WHAT TO PRODUCE.
Tally the lines holding the string "осадка" and reply with that number alone.

MATERIAL PROVIDED.

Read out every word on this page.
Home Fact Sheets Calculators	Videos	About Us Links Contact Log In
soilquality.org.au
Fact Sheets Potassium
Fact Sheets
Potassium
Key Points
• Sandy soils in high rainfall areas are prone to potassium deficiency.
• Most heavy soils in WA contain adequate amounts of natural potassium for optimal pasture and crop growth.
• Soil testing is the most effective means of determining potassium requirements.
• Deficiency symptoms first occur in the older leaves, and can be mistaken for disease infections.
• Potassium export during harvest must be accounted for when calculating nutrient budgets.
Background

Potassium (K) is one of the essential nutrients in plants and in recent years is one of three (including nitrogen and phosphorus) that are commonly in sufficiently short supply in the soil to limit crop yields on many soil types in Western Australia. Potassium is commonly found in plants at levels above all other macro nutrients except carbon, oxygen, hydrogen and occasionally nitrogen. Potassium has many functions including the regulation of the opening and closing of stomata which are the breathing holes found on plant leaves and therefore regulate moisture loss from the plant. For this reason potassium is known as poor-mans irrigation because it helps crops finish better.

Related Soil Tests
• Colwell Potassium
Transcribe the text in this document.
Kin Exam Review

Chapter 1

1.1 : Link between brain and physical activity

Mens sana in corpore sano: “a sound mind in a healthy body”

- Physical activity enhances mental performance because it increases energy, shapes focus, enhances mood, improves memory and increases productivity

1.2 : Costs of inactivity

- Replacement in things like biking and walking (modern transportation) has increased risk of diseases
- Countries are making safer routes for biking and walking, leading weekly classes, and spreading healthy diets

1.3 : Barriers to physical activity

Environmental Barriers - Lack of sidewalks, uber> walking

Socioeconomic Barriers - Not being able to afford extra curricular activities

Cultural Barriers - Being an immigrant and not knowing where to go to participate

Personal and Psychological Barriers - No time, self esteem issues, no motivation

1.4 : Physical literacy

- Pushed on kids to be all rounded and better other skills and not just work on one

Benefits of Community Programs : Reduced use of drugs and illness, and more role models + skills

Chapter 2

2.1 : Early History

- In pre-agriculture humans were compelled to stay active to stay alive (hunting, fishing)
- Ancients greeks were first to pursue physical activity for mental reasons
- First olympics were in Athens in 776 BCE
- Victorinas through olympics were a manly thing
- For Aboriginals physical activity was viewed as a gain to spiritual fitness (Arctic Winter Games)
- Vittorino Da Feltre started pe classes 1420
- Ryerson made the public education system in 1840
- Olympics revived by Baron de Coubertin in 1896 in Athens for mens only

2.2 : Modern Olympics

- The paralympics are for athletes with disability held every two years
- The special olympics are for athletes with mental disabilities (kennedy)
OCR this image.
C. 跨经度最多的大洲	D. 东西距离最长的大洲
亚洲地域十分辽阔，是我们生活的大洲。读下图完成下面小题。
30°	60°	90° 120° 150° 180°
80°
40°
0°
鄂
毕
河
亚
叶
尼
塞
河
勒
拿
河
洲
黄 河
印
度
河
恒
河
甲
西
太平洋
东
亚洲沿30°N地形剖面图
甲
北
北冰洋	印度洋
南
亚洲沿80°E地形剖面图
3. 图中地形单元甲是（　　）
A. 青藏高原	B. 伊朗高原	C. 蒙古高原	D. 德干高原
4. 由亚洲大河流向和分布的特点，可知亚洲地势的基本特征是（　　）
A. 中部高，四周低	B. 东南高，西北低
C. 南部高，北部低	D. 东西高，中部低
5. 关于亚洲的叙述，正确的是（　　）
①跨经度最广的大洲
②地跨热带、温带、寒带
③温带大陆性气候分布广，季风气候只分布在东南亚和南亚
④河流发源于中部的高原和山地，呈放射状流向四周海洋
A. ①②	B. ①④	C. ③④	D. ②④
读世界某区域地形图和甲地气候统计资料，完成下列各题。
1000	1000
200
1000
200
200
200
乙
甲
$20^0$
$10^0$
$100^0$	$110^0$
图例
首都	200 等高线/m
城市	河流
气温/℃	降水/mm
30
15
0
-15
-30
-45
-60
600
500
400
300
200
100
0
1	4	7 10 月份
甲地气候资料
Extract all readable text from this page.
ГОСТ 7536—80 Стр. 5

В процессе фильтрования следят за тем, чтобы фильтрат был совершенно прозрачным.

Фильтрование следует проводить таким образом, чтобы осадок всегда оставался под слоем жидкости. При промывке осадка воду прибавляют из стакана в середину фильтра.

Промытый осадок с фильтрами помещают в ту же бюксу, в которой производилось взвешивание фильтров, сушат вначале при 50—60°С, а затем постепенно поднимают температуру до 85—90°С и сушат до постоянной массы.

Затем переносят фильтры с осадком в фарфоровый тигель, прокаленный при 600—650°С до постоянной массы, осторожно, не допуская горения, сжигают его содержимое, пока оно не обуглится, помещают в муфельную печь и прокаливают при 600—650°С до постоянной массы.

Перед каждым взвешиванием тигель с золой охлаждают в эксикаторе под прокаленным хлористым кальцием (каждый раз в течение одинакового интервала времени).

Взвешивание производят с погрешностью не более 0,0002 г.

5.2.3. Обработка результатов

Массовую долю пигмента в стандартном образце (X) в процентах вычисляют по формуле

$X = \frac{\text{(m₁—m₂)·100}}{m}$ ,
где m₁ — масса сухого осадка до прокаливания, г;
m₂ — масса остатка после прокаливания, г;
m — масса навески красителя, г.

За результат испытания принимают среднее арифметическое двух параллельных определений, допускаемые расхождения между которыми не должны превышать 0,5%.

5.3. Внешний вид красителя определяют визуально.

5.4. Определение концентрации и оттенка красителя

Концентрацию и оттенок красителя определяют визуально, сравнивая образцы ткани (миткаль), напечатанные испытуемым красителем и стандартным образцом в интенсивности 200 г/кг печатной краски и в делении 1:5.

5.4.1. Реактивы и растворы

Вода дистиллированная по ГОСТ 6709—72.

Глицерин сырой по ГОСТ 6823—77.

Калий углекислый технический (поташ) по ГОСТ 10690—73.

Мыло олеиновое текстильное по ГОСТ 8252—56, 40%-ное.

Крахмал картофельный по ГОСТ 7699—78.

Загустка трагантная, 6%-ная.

ANSWER TO THE TASK.
2